◆ AIM OF THE TASK: Identify each line holding the string "прямых" and copy it.

BEGIN

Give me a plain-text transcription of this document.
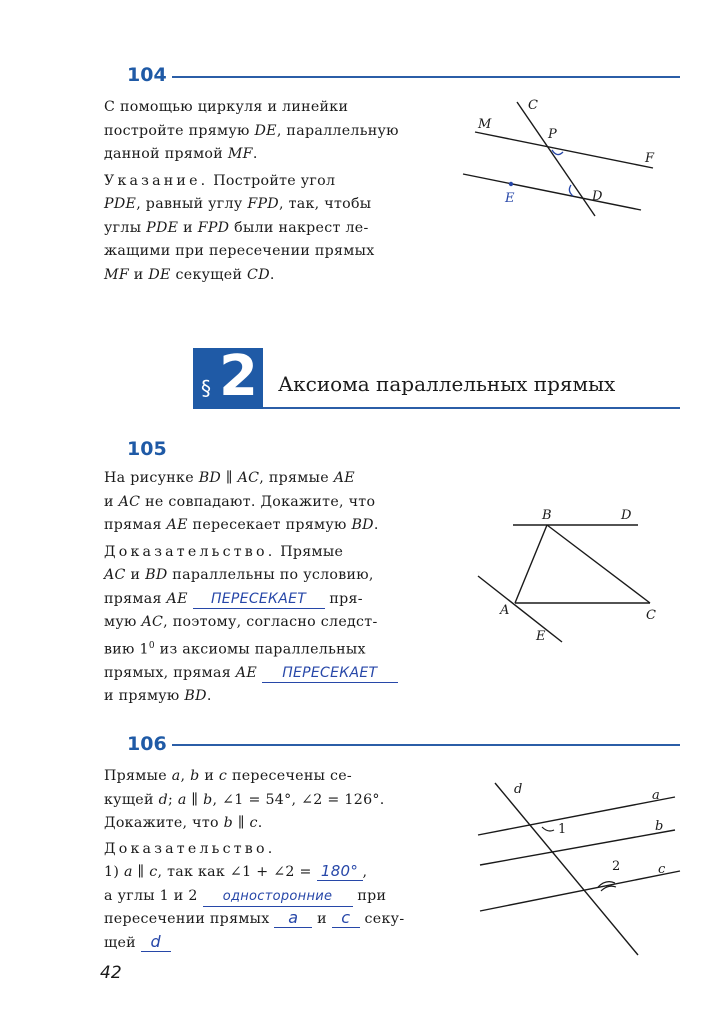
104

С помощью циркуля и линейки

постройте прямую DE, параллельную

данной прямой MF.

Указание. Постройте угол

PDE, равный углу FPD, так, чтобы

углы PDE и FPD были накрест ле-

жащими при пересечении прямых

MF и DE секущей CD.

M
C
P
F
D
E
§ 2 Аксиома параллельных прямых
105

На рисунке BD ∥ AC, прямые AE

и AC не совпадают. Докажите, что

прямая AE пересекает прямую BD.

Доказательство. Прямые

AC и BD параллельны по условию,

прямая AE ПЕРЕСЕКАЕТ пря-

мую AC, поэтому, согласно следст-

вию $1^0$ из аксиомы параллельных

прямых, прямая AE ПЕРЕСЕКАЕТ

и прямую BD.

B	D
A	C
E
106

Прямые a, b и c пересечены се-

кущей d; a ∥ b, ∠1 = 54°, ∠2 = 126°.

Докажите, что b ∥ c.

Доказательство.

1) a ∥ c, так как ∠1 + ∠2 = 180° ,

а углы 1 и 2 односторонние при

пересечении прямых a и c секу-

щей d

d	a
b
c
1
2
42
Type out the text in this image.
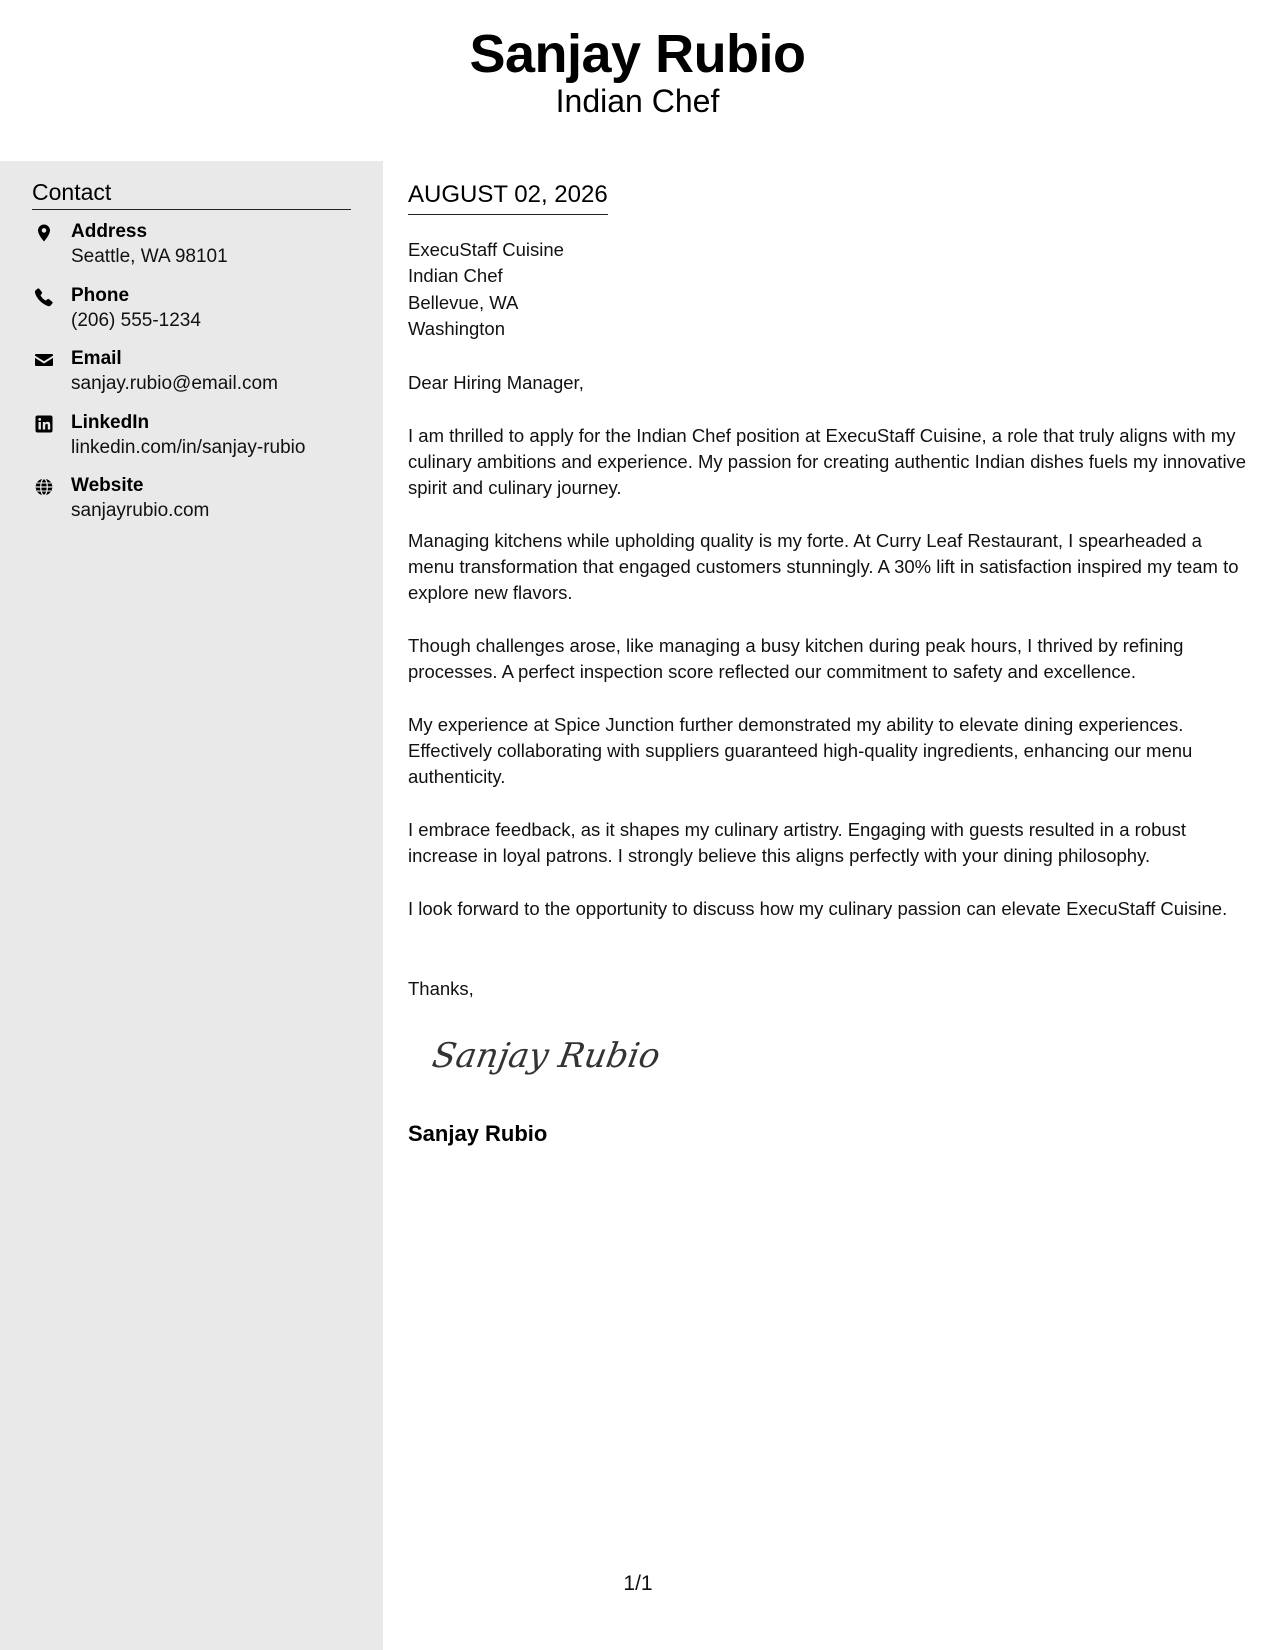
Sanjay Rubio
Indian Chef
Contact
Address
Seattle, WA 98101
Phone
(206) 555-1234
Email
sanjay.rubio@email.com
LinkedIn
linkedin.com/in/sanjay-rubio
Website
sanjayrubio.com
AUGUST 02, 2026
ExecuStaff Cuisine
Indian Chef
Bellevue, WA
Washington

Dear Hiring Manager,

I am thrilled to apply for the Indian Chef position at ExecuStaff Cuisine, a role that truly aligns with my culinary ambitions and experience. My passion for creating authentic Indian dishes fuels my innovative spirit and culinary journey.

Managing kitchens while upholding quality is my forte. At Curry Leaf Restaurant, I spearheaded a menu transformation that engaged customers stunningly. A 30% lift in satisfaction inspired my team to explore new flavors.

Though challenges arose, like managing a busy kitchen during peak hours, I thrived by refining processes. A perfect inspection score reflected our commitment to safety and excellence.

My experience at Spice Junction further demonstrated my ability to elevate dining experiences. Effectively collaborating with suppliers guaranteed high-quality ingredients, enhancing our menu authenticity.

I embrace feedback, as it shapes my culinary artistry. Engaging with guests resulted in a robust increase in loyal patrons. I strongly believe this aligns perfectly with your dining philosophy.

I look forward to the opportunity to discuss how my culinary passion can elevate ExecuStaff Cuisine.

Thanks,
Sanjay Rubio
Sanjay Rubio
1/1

END

◆ REPLY:
жащими при пересечении прямых
§ 2 Аксиома параллельных прямых
прямых, прямая AE ПЕРЕСЕКАЕТ
пересечении прямых a и c секу-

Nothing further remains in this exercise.